_Objective:_ Transcribe every line exactly and omit anything that is a picture.

_Entries shown:_
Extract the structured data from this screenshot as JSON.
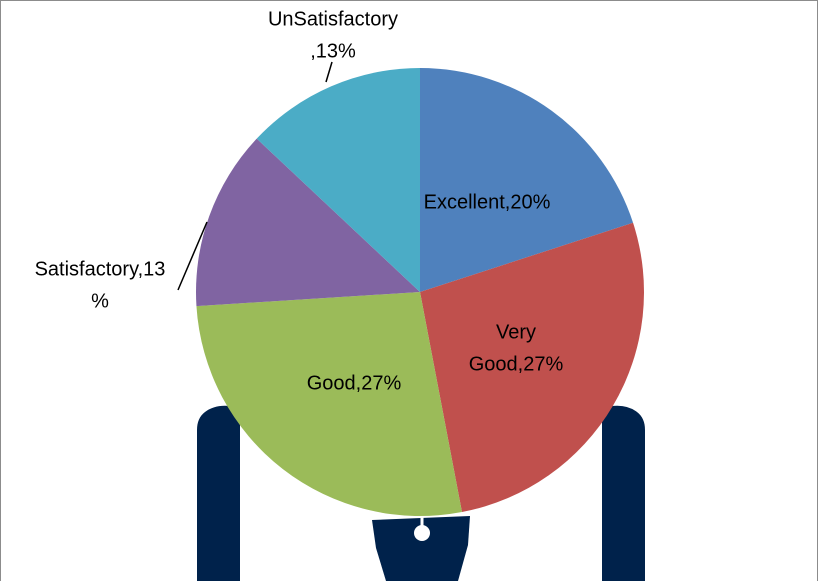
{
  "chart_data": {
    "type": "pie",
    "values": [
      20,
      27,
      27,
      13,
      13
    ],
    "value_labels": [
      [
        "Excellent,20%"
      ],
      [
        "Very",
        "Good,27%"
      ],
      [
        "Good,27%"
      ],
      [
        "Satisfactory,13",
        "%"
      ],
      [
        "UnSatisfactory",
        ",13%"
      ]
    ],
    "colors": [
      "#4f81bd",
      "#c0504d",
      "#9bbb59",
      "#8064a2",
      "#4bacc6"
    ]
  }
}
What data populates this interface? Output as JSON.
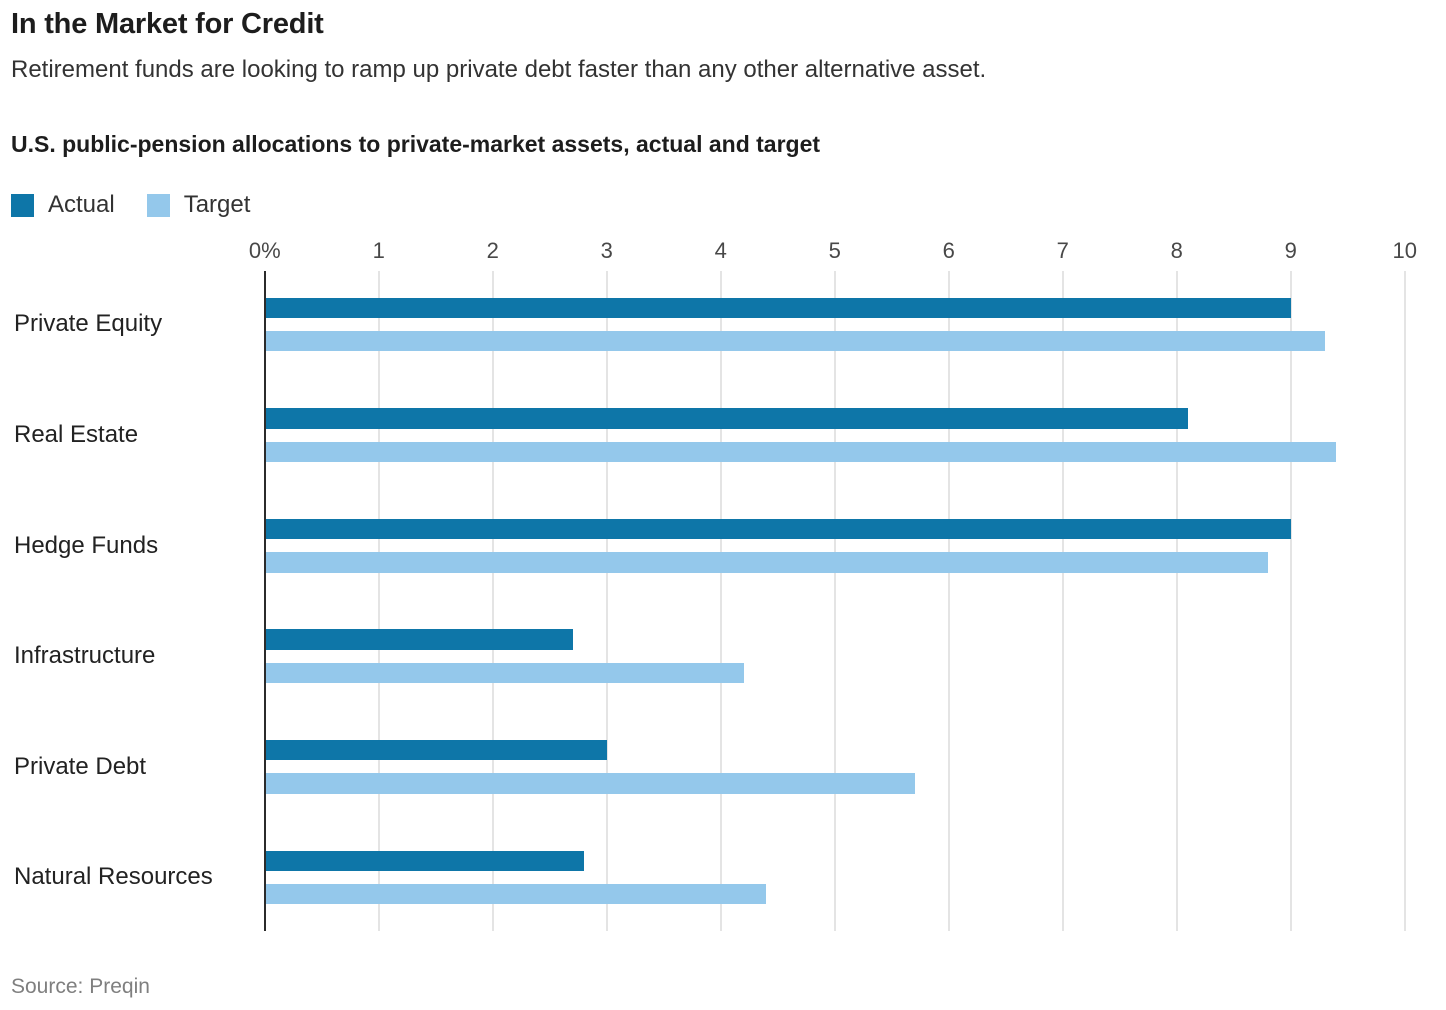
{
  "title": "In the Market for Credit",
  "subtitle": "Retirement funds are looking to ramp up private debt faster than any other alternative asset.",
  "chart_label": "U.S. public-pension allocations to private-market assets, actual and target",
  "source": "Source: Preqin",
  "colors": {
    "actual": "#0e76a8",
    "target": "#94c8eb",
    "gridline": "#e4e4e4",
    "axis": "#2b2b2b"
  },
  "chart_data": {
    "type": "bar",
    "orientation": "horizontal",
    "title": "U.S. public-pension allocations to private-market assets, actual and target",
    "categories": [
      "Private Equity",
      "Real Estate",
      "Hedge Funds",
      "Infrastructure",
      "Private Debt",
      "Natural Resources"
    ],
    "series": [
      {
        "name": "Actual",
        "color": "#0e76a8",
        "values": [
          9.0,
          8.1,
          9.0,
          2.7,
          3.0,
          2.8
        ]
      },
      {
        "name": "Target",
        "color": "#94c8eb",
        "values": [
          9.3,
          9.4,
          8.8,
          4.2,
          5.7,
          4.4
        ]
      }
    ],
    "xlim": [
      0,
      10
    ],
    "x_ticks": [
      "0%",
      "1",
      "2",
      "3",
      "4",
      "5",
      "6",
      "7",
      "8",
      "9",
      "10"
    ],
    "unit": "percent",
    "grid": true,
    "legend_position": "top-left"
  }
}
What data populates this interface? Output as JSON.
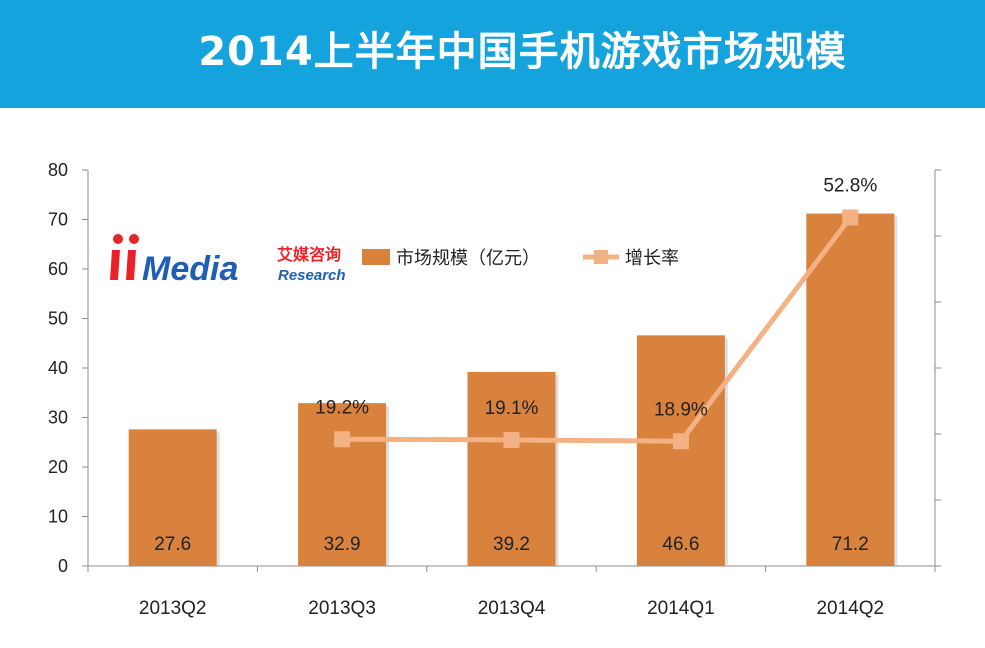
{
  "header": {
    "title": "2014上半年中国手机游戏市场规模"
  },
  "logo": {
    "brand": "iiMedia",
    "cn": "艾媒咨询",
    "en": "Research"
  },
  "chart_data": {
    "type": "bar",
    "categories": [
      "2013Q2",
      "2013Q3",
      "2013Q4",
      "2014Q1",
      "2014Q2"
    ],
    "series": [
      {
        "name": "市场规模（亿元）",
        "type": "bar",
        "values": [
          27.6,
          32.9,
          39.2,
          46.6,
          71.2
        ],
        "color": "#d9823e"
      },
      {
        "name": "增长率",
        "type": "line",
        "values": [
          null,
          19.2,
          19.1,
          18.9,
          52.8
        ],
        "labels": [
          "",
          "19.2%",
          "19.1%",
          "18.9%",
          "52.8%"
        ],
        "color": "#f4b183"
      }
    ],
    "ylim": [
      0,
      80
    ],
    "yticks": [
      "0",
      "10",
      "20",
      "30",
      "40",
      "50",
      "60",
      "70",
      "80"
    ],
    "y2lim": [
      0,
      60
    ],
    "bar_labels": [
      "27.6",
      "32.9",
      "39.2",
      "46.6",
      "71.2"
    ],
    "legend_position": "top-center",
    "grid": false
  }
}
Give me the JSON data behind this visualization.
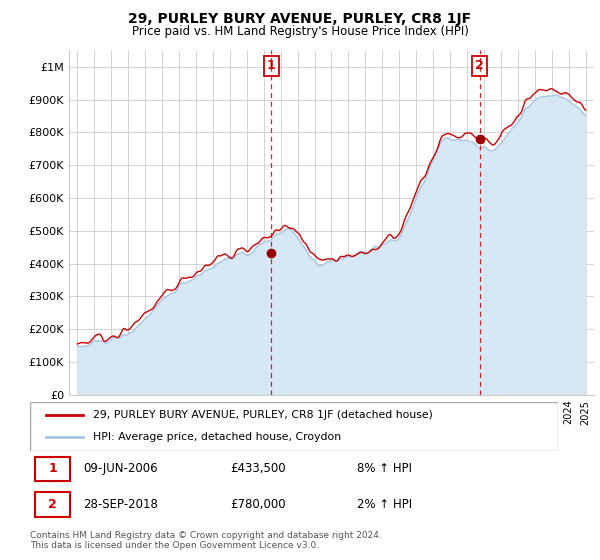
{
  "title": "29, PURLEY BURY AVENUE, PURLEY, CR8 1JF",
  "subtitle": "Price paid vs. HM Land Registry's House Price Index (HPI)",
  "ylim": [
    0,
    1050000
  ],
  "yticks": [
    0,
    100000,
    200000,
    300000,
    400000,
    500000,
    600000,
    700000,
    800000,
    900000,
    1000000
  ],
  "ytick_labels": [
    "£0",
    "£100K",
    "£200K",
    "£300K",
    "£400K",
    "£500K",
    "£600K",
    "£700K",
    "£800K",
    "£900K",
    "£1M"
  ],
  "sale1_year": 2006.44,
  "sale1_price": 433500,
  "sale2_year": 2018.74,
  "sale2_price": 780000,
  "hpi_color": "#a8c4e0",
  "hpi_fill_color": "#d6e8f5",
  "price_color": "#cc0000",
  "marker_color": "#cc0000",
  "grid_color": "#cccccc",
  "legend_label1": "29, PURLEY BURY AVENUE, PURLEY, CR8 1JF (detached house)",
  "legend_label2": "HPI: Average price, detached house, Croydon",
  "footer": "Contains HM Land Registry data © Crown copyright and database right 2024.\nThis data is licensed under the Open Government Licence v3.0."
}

_The response:_
Extract the structured data from this screenshot as JSON.
{
  "chart_data": {
    "type": "pie",
    "values": [
      20,
      27,
      27,
      13,
      13
    ],
    "value_labels": [
      [
        "Excellent,20%"
      ],
      [
        "Very",
        "Good,27%"
      ],
      [
        "Good,27%"
      ],
      [
        "Satisfactory,13",
        "%"
      ],
      [
        "UnSatisfactory",
        ",13%"
      ]
    ],
    "colors": [
      "#4f81bd",
      "#c0504d",
      "#9bbb59",
      "#8064a2",
      "#4bacc6"
    ]
  }
}
What data populates this interface? Output as JSON.
{
  "title": "In the Market for Credit",
  "subtitle": "Retirement funds are looking to ramp up private debt faster than any other alternative asset.",
  "chart_label": "U.S. public-pension allocations to private-market assets, actual and target",
  "source": "Source: Preqin",
  "colors": {
    "actual": "#0e76a8",
    "target": "#94c8eb",
    "gridline": "#e4e4e4",
    "axis": "#2b2b2b"
  },
  "chart_data": {
    "type": "bar",
    "orientation": "horizontal",
    "title": "U.S. public-pension allocations to private-market assets, actual and target",
    "categories": [
      "Private Equity",
      "Real Estate",
      "Hedge Funds",
      "Infrastructure",
      "Private Debt",
      "Natural Resources"
    ],
    "series": [
      {
        "name": "Actual",
        "color": "#0e76a8",
        "values": [
          9.0,
          8.1,
          9.0,
          2.7,
          3.0,
          2.8
        ]
      },
      {
        "name": "Target",
        "color": "#94c8eb",
        "values": [
          9.3,
          9.4,
          8.8,
          4.2,
          5.7,
          4.4
        ]
      }
    ],
    "xlim": [
      0,
      10
    ],
    "x_ticks": [
      "0%",
      "1",
      "2",
      "3",
      "4",
      "5",
      "6",
      "7",
      "8",
      "9",
      "10"
    ],
    "unit": "percent",
    "grid": true,
    "legend_position": "top-left"
  }
}
What data populates this interface? Output as JSON.
{
  "header": {
    "title": "2014上半年中国手机游戏市场规模"
  },
  "logo": {
    "brand": "iiMedia",
    "cn": "艾媒咨询",
    "en": "Research"
  },
  "chart_data": {
    "type": "bar",
    "categories": [
      "2013Q2",
      "2013Q3",
      "2013Q4",
      "2014Q1",
      "2014Q2"
    ],
    "series": [
      {
        "name": "市场规模（亿元）",
        "type": "bar",
        "values": [
          27.6,
          32.9,
          39.2,
          46.6,
          71.2
        ],
        "color": "#d9823e"
      },
      {
        "name": "增长率",
        "type": "line",
        "values": [
          null,
          19.2,
          19.1,
          18.9,
          52.8
        ],
        "labels": [
          "",
          "19.2%",
          "19.1%",
          "18.9%",
          "52.8%"
        ],
        "color": "#f4b183"
      }
    ],
    "ylim": [
      0,
      80
    ],
    "yticks": [
      "0",
      "10",
      "20",
      "30",
      "40",
      "50",
      "60",
      "70",
      "80"
    ],
    "y2lim": [
      0,
      60
    ],
    "bar_labels": [
      "27.6",
      "32.9",
      "39.2",
      "46.6",
      "71.2"
    ],
    "legend_position": "top-center",
    "grid": false
  }
}
Give me the JSON data behind this visualization.
{
  "title": "29, PURLEY BURY AVENUE, PURLEY, CR8 1JF",
  "subtitle": "Price paid vs. HM Land Registry's House Price Index (HPI)",
  "ylim": [
    0,
    1050000
  ],
  "yticks": [
    0,
    100000,
    200000,
    300000,
    400000,
    500000,
    600000,
    700000,
    800000,
    900000,
    1000000
  ],
  "ytick_labels": [
    "£0",
    "£100K",
    "£200K",
    "£300K",
    "£400K",
    "£500K",
    "£600K",
    "£700K",
    "£800K",
    "£900K",
    "£1M"
  ],
  "sale1_year": 2006.44,
  "sale1_price": 433500,
  "sale2_year": 2018.74,
  "sale2_price": 780000,
  "hpi_color": "#a8c4e0",
  "hpi_fill_color": "#d6e8f5",
  "price_color": "#cc0000",
  "marker_color": "#cc0000",
  "grid_color": "#cccccc",
  "legend_label1": "29, PURLEY BURY AVENUE, PURLEY, CR8 1JF (detached house)",
  "legend_label2": "HPI: Average price, detached house, Croydon",
  "footer": "Contains HM Land Registry data © Crown copyright and database right 2024.\nThis data is licensed under the Open Government Licence v3.0."
}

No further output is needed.